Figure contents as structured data
— BEGIN —
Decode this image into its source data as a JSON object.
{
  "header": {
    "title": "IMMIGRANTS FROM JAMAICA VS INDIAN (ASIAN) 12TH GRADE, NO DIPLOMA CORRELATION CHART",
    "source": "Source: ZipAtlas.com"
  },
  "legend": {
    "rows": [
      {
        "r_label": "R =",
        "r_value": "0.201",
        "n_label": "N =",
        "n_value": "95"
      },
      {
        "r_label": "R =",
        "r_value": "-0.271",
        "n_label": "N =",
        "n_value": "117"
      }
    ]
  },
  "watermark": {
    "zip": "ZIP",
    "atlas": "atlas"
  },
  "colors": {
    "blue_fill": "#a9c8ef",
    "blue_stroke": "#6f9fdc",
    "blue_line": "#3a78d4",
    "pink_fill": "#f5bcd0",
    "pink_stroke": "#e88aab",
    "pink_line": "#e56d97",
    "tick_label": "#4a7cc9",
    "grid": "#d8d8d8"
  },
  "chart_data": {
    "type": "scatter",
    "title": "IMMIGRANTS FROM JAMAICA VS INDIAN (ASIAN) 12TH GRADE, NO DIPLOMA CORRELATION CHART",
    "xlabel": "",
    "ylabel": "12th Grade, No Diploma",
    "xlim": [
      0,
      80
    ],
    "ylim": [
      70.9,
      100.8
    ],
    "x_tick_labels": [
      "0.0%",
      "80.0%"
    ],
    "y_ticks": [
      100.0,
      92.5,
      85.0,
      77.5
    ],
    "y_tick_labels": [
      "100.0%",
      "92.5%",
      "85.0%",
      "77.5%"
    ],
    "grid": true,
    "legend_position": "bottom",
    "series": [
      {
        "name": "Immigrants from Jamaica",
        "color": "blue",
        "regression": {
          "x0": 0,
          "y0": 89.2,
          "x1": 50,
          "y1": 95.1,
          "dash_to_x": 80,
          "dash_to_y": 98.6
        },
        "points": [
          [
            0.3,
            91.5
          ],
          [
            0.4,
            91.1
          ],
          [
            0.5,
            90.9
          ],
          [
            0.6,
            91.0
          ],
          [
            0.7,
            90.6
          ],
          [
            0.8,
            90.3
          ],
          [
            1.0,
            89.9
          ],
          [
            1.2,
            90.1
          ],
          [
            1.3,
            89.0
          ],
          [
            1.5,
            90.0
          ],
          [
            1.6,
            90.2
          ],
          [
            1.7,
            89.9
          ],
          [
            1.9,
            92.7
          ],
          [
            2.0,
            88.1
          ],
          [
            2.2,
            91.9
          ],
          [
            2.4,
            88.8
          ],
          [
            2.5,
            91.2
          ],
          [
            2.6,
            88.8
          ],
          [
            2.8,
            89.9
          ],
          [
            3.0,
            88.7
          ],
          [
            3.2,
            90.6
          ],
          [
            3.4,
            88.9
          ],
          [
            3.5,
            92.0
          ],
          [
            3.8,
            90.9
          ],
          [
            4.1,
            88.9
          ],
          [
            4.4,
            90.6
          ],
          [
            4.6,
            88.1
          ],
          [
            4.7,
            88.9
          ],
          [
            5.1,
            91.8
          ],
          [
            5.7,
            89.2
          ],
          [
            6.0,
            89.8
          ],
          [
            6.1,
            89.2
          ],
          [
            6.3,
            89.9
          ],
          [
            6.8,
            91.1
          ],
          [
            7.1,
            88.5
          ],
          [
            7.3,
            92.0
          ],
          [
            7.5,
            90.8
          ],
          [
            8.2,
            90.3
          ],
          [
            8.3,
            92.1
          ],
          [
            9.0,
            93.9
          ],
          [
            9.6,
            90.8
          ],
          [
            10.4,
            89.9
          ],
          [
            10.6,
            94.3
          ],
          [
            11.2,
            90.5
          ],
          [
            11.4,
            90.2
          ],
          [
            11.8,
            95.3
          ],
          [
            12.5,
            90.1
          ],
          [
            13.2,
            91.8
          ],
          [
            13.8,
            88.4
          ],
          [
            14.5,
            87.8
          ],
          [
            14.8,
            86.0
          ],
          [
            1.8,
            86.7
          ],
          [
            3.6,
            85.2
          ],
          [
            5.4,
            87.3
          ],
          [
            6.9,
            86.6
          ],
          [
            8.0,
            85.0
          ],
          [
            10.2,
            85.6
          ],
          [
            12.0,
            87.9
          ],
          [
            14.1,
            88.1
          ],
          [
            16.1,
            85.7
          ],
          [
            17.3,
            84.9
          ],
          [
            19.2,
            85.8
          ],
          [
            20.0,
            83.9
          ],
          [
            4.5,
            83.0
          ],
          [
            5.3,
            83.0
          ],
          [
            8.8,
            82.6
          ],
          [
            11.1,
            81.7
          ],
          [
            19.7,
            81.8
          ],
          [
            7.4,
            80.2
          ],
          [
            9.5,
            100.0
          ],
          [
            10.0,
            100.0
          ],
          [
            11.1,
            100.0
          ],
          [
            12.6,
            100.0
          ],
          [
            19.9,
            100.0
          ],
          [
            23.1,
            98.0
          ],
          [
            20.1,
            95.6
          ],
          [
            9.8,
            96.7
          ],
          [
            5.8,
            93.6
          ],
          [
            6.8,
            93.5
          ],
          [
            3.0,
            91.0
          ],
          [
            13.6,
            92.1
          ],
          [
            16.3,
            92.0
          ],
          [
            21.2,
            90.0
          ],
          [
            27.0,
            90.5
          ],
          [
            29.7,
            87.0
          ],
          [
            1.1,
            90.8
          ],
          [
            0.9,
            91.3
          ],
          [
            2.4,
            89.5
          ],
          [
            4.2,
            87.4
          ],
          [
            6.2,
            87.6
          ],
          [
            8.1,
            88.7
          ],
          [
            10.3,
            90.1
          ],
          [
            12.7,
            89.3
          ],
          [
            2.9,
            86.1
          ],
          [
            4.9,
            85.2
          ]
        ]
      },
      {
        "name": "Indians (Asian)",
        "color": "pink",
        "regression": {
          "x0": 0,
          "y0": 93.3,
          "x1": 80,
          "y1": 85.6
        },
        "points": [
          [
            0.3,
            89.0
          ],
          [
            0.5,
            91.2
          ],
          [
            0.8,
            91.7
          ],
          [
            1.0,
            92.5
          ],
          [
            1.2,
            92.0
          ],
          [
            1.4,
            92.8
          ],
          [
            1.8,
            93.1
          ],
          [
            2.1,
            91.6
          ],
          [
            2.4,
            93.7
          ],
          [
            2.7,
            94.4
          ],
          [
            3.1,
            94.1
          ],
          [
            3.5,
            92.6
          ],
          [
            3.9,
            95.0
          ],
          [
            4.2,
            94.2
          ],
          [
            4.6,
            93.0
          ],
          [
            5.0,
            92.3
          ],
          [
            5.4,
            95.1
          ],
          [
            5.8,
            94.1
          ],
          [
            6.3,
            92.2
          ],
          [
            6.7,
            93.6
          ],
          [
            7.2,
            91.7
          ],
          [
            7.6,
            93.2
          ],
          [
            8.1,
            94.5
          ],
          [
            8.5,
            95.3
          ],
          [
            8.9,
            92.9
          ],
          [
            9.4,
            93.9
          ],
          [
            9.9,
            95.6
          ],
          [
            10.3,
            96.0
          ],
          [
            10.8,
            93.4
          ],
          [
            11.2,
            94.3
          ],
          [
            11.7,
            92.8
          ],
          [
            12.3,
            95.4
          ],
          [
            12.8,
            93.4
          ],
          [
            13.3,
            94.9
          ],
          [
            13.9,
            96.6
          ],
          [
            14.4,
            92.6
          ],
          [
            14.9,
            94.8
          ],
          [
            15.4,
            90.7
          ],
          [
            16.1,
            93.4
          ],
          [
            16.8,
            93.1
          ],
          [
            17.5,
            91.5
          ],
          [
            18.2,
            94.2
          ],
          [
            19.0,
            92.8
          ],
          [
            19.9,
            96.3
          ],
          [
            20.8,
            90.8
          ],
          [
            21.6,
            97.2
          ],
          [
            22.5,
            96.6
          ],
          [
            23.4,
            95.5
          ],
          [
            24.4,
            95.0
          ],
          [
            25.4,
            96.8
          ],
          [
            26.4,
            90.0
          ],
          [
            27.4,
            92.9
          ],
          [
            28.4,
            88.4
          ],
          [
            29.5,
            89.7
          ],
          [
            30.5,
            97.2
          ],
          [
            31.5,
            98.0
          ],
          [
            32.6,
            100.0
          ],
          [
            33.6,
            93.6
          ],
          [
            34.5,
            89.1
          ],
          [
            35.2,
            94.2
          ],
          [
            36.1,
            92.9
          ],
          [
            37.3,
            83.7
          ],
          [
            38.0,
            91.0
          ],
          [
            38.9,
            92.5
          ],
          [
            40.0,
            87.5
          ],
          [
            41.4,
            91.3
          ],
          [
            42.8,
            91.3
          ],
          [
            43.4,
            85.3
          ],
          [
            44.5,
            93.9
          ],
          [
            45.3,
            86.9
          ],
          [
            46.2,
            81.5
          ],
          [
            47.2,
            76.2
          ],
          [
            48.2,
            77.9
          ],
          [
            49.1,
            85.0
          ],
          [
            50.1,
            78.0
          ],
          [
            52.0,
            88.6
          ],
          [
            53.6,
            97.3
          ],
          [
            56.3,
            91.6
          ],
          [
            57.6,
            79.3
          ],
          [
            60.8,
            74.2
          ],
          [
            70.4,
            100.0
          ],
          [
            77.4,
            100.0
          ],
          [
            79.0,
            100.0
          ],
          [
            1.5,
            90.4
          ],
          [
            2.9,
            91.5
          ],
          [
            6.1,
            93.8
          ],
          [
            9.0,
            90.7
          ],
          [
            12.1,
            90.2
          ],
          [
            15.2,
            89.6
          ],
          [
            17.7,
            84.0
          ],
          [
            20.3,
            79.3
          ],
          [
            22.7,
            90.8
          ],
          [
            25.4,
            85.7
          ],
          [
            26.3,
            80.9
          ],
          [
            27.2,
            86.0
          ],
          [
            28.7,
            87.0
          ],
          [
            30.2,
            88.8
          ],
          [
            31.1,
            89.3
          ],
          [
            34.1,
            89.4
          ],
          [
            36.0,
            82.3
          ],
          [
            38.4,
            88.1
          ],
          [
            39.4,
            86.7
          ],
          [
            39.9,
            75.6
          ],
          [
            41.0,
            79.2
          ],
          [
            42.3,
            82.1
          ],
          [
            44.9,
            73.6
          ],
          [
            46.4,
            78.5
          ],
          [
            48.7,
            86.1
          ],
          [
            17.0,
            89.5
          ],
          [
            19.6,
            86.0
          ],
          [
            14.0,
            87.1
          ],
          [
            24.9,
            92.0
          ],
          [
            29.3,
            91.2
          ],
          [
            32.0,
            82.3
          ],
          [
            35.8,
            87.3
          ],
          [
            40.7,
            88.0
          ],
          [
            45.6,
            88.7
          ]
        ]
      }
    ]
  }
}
— END —
__AIM OF THE TASK__. Pick out the lines containing the string "source" and show them.

__COMPLETE RESPONSE__.
Decode this image into its source data as a JSON object.
    "source": "Source: ZipAtlas.com"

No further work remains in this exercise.